* Begin *

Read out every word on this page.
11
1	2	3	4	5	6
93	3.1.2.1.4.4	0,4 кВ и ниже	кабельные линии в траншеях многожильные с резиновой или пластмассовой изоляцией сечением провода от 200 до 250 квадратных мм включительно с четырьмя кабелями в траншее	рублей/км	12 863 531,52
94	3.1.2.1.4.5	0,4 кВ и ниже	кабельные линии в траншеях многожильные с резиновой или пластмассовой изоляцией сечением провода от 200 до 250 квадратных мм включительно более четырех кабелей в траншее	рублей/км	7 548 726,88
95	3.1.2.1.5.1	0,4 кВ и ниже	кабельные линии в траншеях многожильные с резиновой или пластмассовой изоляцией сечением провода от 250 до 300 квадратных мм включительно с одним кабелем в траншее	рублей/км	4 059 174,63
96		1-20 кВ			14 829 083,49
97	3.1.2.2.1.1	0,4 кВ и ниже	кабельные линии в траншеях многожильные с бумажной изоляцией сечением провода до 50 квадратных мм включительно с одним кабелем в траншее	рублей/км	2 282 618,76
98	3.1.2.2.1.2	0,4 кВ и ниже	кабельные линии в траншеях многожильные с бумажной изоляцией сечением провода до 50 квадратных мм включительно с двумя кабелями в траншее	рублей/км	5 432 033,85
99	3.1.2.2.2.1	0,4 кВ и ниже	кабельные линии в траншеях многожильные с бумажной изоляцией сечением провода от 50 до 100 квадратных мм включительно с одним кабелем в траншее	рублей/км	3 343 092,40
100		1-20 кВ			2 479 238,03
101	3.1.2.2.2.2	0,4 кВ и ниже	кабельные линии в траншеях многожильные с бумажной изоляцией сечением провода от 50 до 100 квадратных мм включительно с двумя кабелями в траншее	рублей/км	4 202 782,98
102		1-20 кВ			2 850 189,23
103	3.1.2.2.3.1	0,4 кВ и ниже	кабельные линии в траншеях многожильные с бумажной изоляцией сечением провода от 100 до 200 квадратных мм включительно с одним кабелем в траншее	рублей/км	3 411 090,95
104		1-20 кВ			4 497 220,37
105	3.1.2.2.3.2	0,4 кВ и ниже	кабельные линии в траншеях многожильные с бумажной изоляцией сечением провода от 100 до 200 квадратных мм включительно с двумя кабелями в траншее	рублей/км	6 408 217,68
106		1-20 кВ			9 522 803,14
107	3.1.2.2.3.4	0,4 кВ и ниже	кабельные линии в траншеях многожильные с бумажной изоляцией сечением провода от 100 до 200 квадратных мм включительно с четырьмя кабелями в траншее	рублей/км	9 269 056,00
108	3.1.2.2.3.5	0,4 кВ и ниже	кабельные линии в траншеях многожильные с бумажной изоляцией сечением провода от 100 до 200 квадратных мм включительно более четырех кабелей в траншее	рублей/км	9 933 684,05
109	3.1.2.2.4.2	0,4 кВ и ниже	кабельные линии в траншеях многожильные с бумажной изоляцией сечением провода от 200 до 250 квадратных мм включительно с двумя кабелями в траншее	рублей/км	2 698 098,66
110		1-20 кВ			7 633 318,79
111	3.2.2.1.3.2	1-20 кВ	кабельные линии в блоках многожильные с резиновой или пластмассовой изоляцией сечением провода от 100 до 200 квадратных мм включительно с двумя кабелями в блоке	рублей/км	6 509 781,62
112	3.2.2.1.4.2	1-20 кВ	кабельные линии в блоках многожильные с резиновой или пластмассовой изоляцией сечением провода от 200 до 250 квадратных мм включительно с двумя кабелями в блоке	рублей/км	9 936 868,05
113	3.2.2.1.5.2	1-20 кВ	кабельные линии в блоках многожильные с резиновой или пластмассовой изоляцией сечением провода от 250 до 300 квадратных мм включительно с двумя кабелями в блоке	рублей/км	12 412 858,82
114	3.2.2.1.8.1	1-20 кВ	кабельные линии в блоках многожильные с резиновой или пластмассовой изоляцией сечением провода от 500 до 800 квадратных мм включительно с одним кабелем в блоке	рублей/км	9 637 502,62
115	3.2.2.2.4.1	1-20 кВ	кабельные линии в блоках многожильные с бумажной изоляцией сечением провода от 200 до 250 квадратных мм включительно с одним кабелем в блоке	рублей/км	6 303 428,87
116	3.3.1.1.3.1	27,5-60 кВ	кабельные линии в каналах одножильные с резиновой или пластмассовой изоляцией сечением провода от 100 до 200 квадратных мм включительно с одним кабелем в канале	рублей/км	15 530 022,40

* End *

_Prompt_. What is the number of lines containing "четырех"? Give that number only.

_Expected output_. 2